▶ _Exercise directions_
Search the data below for the string "pada" and copy all lines where it shows up.

▶ _Material provided_
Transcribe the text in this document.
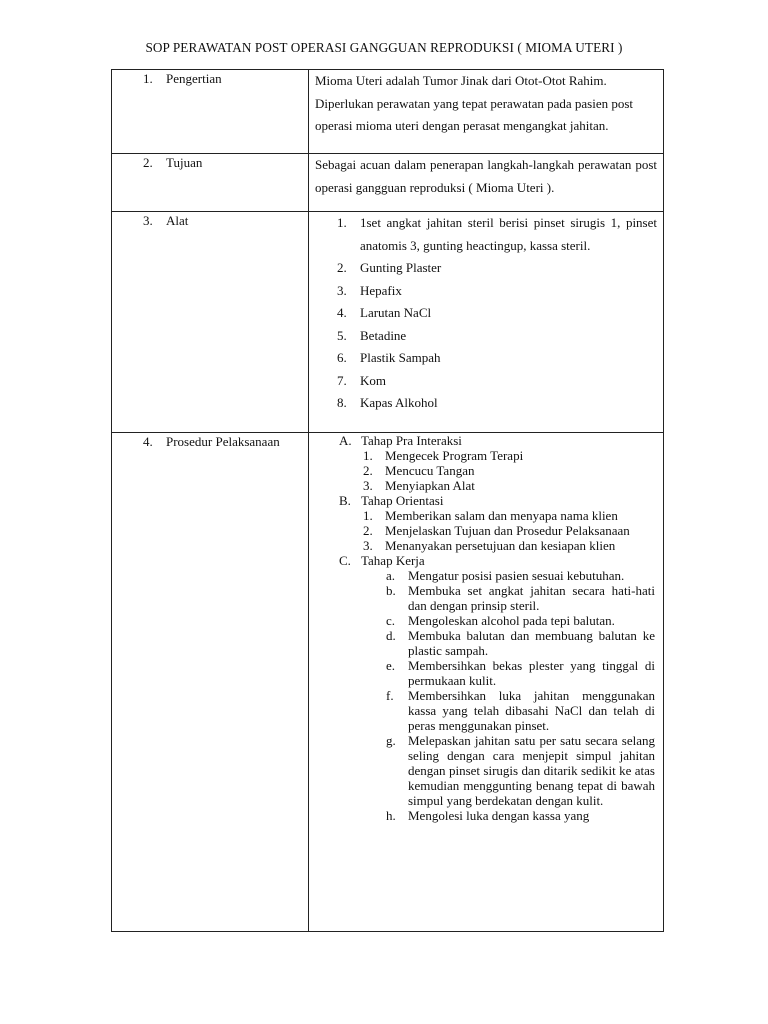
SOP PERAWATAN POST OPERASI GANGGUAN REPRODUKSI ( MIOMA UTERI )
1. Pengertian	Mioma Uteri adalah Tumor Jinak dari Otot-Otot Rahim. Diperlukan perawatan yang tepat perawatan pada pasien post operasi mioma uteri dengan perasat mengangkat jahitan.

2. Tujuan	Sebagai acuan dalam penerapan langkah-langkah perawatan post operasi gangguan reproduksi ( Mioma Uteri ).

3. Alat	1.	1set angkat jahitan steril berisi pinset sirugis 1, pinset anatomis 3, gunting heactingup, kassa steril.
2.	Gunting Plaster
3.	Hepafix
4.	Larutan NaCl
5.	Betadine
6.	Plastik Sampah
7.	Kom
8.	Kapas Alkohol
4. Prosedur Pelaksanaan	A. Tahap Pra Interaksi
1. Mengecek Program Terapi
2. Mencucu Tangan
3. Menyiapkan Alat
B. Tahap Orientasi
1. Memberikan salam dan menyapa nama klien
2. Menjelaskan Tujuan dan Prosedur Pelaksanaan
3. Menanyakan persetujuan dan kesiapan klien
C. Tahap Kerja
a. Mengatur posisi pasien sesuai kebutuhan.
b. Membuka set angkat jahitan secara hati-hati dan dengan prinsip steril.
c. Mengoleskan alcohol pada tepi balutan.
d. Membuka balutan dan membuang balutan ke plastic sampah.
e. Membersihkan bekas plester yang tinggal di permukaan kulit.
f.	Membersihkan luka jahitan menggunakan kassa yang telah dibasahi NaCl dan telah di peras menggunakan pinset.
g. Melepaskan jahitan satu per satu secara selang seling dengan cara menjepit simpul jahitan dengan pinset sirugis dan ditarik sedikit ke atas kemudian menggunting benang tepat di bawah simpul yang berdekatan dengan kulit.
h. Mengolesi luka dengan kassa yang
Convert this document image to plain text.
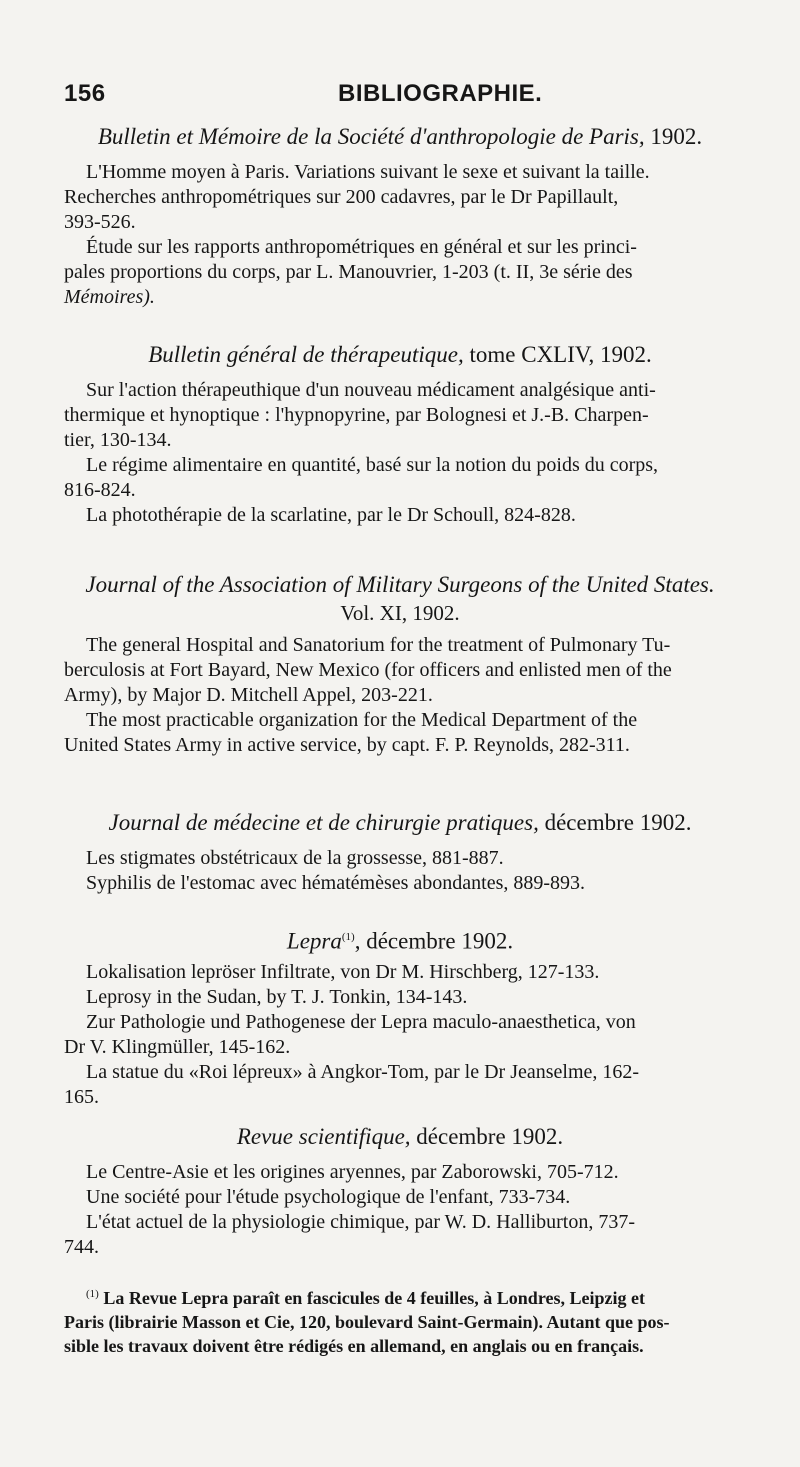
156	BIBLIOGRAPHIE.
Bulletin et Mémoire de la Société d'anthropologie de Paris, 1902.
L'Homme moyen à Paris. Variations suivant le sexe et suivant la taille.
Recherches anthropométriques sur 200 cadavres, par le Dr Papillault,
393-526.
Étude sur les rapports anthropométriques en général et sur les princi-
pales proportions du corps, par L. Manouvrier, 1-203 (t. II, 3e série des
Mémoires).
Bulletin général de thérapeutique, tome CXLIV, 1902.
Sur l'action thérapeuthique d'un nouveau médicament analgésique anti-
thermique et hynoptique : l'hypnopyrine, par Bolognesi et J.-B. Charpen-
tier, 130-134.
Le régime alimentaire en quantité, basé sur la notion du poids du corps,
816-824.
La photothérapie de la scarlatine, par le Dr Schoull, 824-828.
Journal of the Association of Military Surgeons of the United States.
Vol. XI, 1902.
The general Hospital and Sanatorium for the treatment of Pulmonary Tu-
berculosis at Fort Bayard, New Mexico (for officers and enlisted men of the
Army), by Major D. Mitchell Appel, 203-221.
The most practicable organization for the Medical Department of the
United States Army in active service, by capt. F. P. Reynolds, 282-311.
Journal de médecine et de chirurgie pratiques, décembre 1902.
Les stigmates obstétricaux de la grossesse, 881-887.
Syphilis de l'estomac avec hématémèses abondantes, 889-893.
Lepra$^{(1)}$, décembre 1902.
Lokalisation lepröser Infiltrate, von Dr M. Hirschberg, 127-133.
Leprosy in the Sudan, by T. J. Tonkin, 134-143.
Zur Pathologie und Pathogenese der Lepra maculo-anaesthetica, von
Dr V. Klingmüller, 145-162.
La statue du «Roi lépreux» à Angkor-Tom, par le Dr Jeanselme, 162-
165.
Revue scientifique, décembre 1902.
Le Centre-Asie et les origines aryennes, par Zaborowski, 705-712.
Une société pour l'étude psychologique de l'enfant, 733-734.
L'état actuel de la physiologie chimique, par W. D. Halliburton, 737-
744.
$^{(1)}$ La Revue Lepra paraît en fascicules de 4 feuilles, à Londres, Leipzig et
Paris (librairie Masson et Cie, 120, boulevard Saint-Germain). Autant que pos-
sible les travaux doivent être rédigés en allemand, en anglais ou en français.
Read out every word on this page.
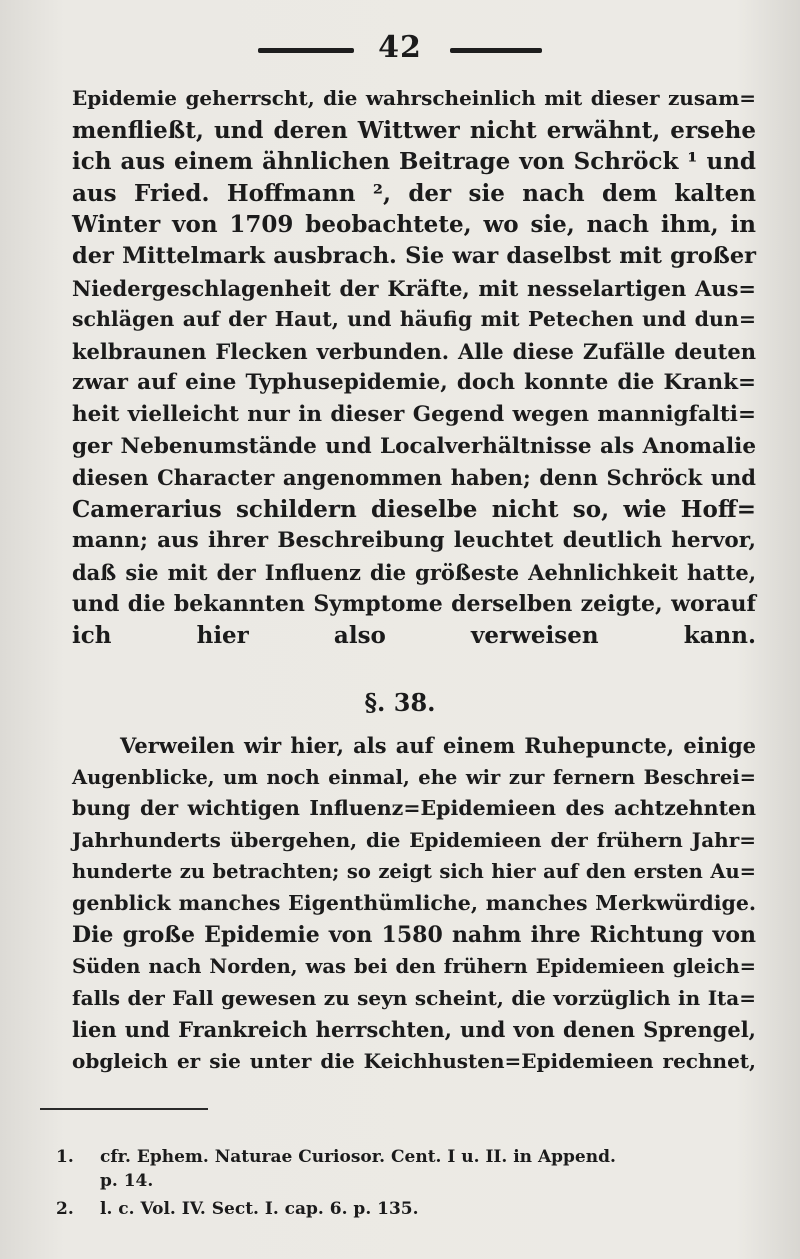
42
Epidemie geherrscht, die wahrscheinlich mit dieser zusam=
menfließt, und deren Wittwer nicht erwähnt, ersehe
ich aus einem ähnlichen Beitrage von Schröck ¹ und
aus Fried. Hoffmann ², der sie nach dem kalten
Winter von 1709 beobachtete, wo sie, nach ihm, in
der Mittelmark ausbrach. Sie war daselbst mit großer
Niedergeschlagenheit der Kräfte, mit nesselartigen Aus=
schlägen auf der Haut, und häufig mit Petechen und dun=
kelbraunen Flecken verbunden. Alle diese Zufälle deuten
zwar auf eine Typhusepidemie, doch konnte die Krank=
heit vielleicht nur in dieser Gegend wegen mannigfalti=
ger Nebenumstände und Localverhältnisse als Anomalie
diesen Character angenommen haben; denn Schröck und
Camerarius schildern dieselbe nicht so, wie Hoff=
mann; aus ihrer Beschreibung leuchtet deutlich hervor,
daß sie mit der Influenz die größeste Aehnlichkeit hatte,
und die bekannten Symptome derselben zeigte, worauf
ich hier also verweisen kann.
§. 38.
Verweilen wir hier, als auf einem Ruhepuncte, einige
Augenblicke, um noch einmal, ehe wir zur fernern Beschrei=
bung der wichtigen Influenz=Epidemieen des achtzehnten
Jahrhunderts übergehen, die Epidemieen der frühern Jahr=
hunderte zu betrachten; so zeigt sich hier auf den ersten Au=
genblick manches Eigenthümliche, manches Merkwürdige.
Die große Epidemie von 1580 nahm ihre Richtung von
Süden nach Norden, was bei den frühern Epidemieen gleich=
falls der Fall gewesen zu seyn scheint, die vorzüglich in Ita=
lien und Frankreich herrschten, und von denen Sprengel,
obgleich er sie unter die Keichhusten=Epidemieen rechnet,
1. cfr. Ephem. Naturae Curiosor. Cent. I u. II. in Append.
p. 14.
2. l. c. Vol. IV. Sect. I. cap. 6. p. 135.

▶ _Solution below_
1. Pengertian	Mioma Uteri adalah Tumor Jinak dari Otot-Otot Rahim. Diperlukan perawatan yang tepat perawatan pada pasien post operasi mioma uteri dengan perasat mengangkat jahitan.
c. Mengoleskan alcohol pada tepi balutan.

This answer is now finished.